• Your task: Repeat the records below exactly as they appear.

• Extracted material:
****
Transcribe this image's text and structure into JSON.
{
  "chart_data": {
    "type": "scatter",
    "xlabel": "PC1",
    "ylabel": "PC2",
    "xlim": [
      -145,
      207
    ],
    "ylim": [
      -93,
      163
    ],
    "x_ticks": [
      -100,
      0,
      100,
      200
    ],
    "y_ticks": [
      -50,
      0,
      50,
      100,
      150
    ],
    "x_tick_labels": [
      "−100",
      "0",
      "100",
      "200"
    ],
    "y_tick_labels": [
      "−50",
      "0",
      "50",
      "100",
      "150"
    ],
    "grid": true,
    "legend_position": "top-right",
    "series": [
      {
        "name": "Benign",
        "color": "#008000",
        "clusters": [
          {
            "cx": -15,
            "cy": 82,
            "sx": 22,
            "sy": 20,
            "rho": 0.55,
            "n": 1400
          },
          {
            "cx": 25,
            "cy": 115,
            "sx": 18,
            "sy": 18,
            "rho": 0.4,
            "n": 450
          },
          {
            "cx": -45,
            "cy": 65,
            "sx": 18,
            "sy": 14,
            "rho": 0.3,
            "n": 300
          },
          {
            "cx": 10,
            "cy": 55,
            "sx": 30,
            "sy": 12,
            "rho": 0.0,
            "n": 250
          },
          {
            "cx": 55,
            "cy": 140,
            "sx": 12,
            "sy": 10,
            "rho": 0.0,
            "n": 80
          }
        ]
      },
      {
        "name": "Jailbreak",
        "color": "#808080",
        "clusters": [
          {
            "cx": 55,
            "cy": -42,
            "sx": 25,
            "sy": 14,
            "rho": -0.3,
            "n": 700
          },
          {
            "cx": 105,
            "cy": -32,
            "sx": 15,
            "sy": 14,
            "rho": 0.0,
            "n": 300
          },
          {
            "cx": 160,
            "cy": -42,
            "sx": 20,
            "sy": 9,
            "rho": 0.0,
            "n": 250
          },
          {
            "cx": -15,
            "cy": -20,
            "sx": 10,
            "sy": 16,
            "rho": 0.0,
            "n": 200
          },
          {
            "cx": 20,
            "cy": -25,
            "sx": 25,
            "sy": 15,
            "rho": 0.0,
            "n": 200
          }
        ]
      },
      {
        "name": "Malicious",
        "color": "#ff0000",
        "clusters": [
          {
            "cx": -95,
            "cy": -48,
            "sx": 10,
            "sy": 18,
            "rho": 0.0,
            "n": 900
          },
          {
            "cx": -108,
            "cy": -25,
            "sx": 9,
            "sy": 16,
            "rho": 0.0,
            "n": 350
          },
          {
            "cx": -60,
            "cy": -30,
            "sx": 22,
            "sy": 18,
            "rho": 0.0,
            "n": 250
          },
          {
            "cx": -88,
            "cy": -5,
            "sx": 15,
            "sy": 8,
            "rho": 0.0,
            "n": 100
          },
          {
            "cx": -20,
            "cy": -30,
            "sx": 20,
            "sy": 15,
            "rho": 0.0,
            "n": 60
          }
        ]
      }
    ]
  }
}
****
• Task answer:
Transcribe this image's text and structure into JSON.
{
  "chart_data": {
    "type": "scatter",
    "xlabel": "PC1",
    "ylabel": "PC2",
    "xlim": [
      -145,
      207
    ],
    "ylim": [
      -93,
      163
    ],
    "x_ticks": [
      -100,
      0,
      100,
      200
    ],
    "y_ticks": [
      -50,
      0,
      50,
      100,
      150
    ],
    "x_tick_labels": [
      "−100",
      "0",
      "100",
      "200"
    ],
    "y_tick_labels": [
      "−50",
      "0",
      "50",
      "100",
      "150"
    ],
    "grid": true,
    "legend_position": "top-right",
    "series": [
      {
        "name": "Benign",
        "color": "#008000",
        "clusters": [
          {
            "cx": -15,
            "cy": 82,
            "sx": 22,
            "sy": 20,
            "rho": 0.55,
            "n": 1400
          },
          {
            "cx": 25,
            "cy": 115,
            "sx": 18,
            "sy": 18,
            "rho": 0.4,
            "n": 450
          },
          {
            "cx": -45,
            "cy": 65,
            "sx": 18,
            "sy": 14,
            "rho": 0.3,
            "n": 300
          },
          {
            "cx": 10,
            "cy": 55,
            "sx": 30,
            "sy": 12,
            "rho": 0.0,
            "n": 250
          },
          {
            "cx": 55,
            "cy": 140,
            "sx": 12,
            "sy": 10,
            "rho": 0.0,
            "n": 80
          }
        ]
      },
      {
        "name": "Jailbreak",
        "color": "#808080",
        "clusters": [
          {
            "cx": 55,
            "cy": -42,
            "sx": 25,
            "sy": 14,
            "rho": -0.3,
            "n": 700
          },
          {
            "cx": 105,
            "cy": -32,
            "sx": 15,
            "sy": 14,
            "rho": 0.0,
            "n": 300
          },
          {
            "cx": 160,
            "cy": -42,
            "sx": 20,
            "sy": 9,
            "rho": 0.0,
            "n": 250
          },
          {
            "cx": -15,
            "cy": -20,
            "sx": 10,
            "sy": 16,
            "rho": 0.0,
            "n": 200
          },
          {
            "cx": 20,
            "cy": -25,
            "sx": 25,
            "sy": 15,
            "rho": 0.0,
            "n": 200
          }
        ]
      },
      {
        "name": "Malicious",
        "color": "#ff0000",
        "clusters": [
          {
            "cx": -95,
            "cy": -48,
            "sx": 10,
            "sy": 18,
            "rho": 0.0,
            "n": 900
          },
          {
            "cx": -108,
            "cy": -25,
            "sx": 9,
            "sy": 16,
            "rho": 0.0,
            "n": 350
          },
          {
            "cx": -60,
            "cy": -30,
            "sx": 22,
            "sy": 18,
            "rho": 0.0,
            "n": 250
          },
          {
            "cx": -88,
            "cy": -5,
            "sx": 15,
            "sy": 8,
            "rho": 0.0,
            "n": 100
          },
          {
            "cx": -20,
            "cy": -30,
            "sx": 20,
            "sy": 15,
            "rho": 0.0,
            "n": 60
          }
        ]
      }
    ]
  }
}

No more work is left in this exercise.